→ **DO THIS**:
Repeat every line of the material, character for character.

--- start of EXERCISE INPUT ---

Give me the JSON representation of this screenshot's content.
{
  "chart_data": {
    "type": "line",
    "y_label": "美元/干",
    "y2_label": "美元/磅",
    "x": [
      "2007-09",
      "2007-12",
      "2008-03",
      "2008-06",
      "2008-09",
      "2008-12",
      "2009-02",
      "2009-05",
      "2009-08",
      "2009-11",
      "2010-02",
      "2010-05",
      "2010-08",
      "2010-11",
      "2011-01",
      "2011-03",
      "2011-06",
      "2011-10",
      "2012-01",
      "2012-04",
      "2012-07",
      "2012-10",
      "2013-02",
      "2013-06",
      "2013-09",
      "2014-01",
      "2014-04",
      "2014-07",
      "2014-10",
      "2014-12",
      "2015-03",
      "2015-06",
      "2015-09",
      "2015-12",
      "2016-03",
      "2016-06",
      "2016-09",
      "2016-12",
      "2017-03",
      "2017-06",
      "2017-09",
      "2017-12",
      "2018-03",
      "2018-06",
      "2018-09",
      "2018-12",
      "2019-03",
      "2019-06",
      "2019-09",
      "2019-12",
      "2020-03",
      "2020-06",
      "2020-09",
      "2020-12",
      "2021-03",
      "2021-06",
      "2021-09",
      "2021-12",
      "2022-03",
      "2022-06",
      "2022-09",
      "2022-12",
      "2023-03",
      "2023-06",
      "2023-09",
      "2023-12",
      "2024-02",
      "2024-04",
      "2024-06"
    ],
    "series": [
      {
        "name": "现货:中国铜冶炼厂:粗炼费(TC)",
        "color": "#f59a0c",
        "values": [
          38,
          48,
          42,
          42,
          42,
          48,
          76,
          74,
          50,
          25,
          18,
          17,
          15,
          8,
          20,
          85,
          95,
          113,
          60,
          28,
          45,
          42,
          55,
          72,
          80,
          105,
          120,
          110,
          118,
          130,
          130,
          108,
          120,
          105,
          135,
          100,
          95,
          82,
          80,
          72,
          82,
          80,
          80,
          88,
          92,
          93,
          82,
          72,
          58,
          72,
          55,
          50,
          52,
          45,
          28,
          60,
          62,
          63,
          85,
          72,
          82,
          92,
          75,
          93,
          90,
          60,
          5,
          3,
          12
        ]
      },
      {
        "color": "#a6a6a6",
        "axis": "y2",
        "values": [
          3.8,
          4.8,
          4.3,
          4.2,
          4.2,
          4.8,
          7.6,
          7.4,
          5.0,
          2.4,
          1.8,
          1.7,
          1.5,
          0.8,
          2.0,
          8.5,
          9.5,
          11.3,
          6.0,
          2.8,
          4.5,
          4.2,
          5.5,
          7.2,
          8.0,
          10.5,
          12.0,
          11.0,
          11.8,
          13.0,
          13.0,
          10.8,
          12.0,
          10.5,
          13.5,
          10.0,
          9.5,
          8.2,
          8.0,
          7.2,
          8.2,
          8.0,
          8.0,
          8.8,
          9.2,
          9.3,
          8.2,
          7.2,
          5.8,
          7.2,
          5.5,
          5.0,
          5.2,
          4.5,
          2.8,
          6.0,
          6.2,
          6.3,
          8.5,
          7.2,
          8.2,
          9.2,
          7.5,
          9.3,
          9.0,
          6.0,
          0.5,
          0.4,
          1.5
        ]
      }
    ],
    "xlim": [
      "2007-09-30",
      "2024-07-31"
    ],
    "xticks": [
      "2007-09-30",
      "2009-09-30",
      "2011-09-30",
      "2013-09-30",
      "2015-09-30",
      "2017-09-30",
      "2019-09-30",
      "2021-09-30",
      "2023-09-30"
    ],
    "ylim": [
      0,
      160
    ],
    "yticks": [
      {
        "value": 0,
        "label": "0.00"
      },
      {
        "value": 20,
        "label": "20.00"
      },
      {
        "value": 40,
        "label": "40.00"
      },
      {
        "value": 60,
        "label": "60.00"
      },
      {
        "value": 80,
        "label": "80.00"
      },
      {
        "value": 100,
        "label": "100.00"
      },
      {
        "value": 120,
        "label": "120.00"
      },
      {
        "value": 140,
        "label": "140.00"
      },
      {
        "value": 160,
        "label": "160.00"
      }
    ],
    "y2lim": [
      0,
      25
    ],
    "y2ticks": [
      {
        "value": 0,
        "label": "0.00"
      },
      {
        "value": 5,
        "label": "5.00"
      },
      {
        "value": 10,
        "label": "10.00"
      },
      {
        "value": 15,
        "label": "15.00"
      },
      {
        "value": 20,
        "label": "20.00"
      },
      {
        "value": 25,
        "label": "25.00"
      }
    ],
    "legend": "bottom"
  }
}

--- end of EXERCISE INPUT ---

→ **SOLVED PROBLEM**:
Give me the JSON representation of this screenshot's content.
{
  "chart_data": {
    "type": "line",
    "y_label": "美元/干",
    "y2_label": "美元/磅",
    "x": [
      "2007-09",
      "2007-12",
      "2008-03",
      "2008-06",
      "2008-09",
      "2008-12",
      "2009-02",
      "2009-05",
      "2009-08",
      "2009-11",
      "2010-02",
      "2010-05",
      "2010-08",
      "2010-11",
      "2011-01",
      "2011-03",
      "2011-06",
      "2011-10",
      "2012-01",
      "2012-04",
      "2012-07",
      "2012-10",
      "2013-02",
      "2013-06",
      "2013-09",
      "2014-01",
      "2014-04",
      "2014-07",
      "2014-10",
      "2014-12",
      "2015-03",
      "2015-06",
      "2015-09",
      "2015-12",
      "2016-03",
      "2016-06",
      "2016-09",
      "2016-12",
      "2017-03",
      "2017-06",
      "2017-09",
      "2017-12",
      "2018-03",
      "2018-06",
      "2018-09",
      "2018-12",
      "2019-03",
      "2019-06",
      "2019-09",
      "2019-12",
      "2020-03",
      "2020-06",
      "2020-09",
      "2020-12",
      "2021-03",
      "2021-06",
      "2021-09",
      "2021-12",
      "2022-03",
      "2022-06",
      "2022-09",
      "2022-12",
      "2023-03",
      "2023-06",
      "2023-09",
      "2023-12",
      "2024-02",
      "2024-04",
      "2024-06"
    ],
    "series": [
      {
        "name": "现货:中国铜冶炼厂:粗炼费(TC)",
        "color": "#f59a0c",
        "values": [
          38,
          48,
          42,
          42,
          42,
          48,
          76,
          74,
          50,
          25,
          18,
          17,
          15,
          8,
          20,
          85,
          95,
          113,
          60,
          28,
          45,
          42,
          55,
          72,
          80,
          105,
          120,
          110,
          118,
          130,
          130,
          108,
          120,
          105,
          135,
          100,
          95,
          82,
          80,
          72,
          82,
          80,
          80,
          88,
          92,
          93,
          82,
          72,
          58,
          72,
          55,
          50,
          52,
          45,
          28,
          60,
          62,
          63,
          85,
          72,
          82,
          92,
          75,
          93,
          90,
          60,
          5,
          3,
          12
        ]
      },
      {
        "color": "#a6a6a6",
        "axis": "y2",
        "values": [
          3.8,
          4.8,
          4.3,
          4.2,
          4.2,
          4.8,
          7.6,
          7.4,
          5.0,
          2.4,
          1.8,
          1.7,
          1.5,
          0.8,
          2.0,
          8.5,
          9.5,
          11.3,
          6.0,
          2.8,
          4.5,
          4.2,
          5.5,
          7.2,
          8.0,
          10.5,
          12.0,
          11.0,
          11.8,
          13.0,
          13.0,
          10.8,
          12.0,
          10.5,
          13.5,
          10.0,
          9.5,
          8.2,
          8.0,
          7.2,
          8.2,
          8.0,
          8.0,
          8.8,
          9.2,
          9.3,
          8.2,
          7.2,
          5.8,
          7.2,
          5.5,
          5.0,
          5.2,
          4.5,
          2.8,
          6.0,
          6.2,
          6.3,
          8.5,
          7.2,
          8.2,
          9.2,
          7.5,
          9.3,
          9.0,
          6.0,
          0.5,
          0.4,
          1.5
        ]
      }
    ],
    "xlim": [
      "2007-09-30",
      "2024-07-31"
    ],
    "xticks": [
      "2007-09-30",
      "2009-09-30",
      "2011-09-30",
      "2013-09-30",
      "2015-09-30",
      "2017-09-30",
      "2019-09-30",
      "2021-09-30",
      "2023-09-30"
    ],
    "ylim": [
      0,
      160
    ],
    "yticks": [
      {
        "value": 0,
        "label": "0.00"
      },
      {
        "value": 20,
        "label": "20.00"
      },
      {
        "value": 40,
        "label": "40.00"
      },
      {
        "value": 60,
        "label": "60.00"
      },
      {
        "value": 80,
        "label": "80.00"
      },
      {
        "value": 100,
        "label": "100.00"
      },
      {
        "value": 120,
        "label": "120.00"
      },
      {
        "value": 140,
        "label": "140.00"
      },
      {
        "value": 160,
        "label": "160.00"
      }
    ],
    "y2lim": [
      0,
      25
    ],
    "y2ticks": [
      {
        "value": 0,
        "label": "0.00"
      },
      {
        "value": 5,
        "label": "5.00"
      },
      {
        "value": 10,
        "label": "10.00"
      },
      {
        "value": 15,
        "label": "15.00"
      },
      {
        "value": 20,
        "label": "20.00"
      },
      {
        "value": 25,
        "label": "25.00"
      }
    ],
    "legend": "bottom"
  }
}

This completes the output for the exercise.